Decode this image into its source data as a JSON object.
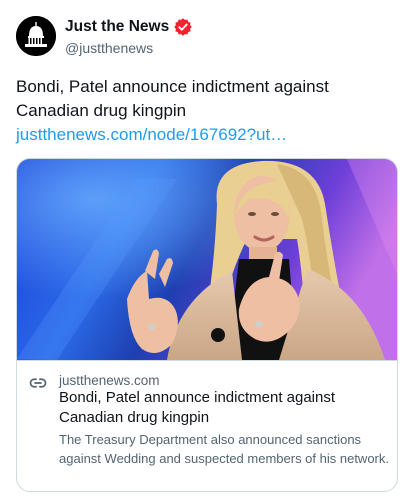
{
  "author": {
    "display_name": "Just the News",
    "handle": "@justthenews",
    "verified_icon": "verified-badge-icon",
    "verified_color": "#f4212e",
    "avatar_icon": "capitol-dome-icon"
  },
  "tweet": {
    "text": "Bondi, Patel announce indictment against Canadian drug kingpin ",
    "link_text": "justthenews.com/node/167692?ut…",
    "link_color": "#1d9bf0"
  },
  "card": {
    "image_alt": "woman with blonde hair speaking and gesturing on stage",
    "link_icon": "link-icon",
    "domain": "justthenews.com",
    "title": "Bondi, Patel announce indictment against Canadian drug kingpin",
    "description": "The Treasury Department also announced sanctions against Wedding and suspected members of his network."
  }
}
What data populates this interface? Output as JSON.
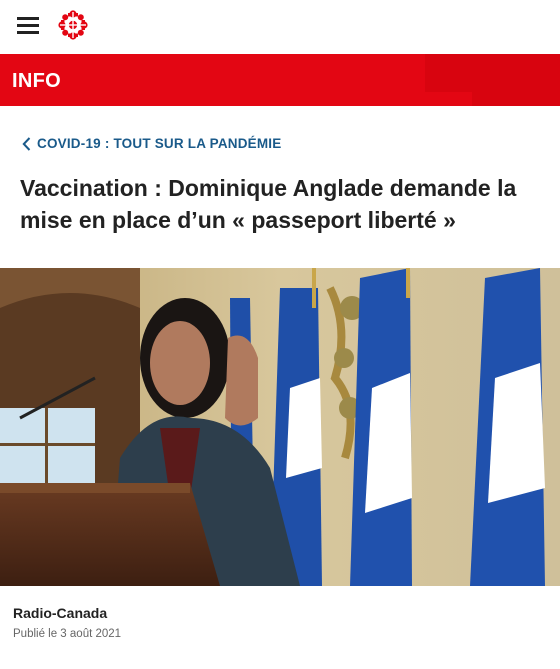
{
  "header": {
    "menu_icon": "hamburger-icon",
    "logo_icon": "radio-canada-gem-logo"
  },
  "section": {
    "label": "INFO",
    "color": "#e30613"
  },
  "breadcrumb": {
    "label": "COVID-19 : TOUT SUR LA PANDÉMIE",
    "icon": "chevron-left-icon",
    "color": "#1a5a8a"
  },
  "article": {
    "title": "Vaccination : Dominique Anglade demande la mise en place d’un « passeport liberté »",
    "source": "Radio-Canada",
    "published": "Publié le 3 août 2021"
  }
}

**Exercise directions:** From the line containing "What data populates" down to the last line of the data, print every line exactly and nothing else. Pictures stay out of the copy.

**Response to this task:**
What data populates this interface? Output as JSON.
{
  "header": {
    "menu_icon": "hamburger-icon",
    "logo_icon": "radio-canada-gem-logo"
  },
  "section": {
    "label": "INFO",
    "color": "#e30613"
  },
  "breadcrumb": {
    "label": "COVID-19 : TOUT SUR LA PANDÉMIE",
    "icon": "chevron-left-icon",
    "color": "#1a5a8a"
  },
  "article": {
    "title": "Vaccination : Dominique Anglade demande la mise en place d’un « passeport liberté »",
    "source": "Radio-Canada",
    "published": "Publié le 3 août 2021"
  }
}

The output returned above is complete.